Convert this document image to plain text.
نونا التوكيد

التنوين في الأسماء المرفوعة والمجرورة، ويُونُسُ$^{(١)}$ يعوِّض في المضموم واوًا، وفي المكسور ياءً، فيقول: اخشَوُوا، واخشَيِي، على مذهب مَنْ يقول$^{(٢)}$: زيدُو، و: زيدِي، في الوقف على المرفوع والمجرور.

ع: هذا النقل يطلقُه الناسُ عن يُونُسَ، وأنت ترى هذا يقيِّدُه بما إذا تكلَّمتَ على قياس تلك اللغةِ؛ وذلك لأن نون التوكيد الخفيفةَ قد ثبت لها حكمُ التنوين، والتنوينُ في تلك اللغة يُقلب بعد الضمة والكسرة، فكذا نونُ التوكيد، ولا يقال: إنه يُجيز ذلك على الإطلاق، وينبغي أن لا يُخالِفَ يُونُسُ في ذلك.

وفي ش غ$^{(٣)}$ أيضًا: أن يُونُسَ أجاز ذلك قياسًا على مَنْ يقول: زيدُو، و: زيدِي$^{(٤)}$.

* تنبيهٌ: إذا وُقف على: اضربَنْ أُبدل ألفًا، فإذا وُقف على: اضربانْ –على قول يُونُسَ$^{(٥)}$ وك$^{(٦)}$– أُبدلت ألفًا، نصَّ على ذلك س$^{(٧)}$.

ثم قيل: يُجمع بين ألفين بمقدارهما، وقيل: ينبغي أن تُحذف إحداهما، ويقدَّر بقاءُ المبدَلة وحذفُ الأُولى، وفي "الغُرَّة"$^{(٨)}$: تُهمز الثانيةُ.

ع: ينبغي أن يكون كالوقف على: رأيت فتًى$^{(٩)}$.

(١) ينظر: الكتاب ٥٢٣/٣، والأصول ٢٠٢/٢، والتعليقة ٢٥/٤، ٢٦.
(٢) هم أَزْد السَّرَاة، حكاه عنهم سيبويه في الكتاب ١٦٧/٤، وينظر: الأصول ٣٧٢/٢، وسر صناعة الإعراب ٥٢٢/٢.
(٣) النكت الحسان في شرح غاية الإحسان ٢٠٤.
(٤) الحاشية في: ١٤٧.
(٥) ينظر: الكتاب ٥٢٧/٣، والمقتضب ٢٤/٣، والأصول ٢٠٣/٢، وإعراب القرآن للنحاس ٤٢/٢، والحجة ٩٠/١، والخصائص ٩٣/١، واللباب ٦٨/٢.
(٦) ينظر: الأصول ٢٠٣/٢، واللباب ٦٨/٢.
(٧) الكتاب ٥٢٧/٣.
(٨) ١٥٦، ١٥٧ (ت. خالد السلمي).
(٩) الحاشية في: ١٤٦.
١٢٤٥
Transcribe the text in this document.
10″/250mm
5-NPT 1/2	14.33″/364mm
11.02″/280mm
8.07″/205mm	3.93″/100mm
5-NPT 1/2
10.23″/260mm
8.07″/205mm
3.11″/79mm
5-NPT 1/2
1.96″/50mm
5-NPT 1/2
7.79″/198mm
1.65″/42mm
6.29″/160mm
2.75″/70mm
____________________
Which lines hold the word "يقول"? Copy each of them from the records.

• SOLUTION TO THE PROBLEM:
التنوين في الأسماء المرفوعة والمجرورة، ويُونُسُ$^{(١)}$ يعوِّض في المضموم واوًا، وفي المكسور ياءً، فيقول: اخشَوُوا، واخشَيِي، على مذهب مَنْ يقول$^{(٢)}$: زيدُو، و: زيدِي، في الوقف على المرفوع والمجرور.
وفي ش غ$^{(٣)}$ أيضًا: أن يُونُسَ أجاز ذلك قياسًا على مَنْ يقول: زيدُو، و: زيدِي$^{(٤)}$.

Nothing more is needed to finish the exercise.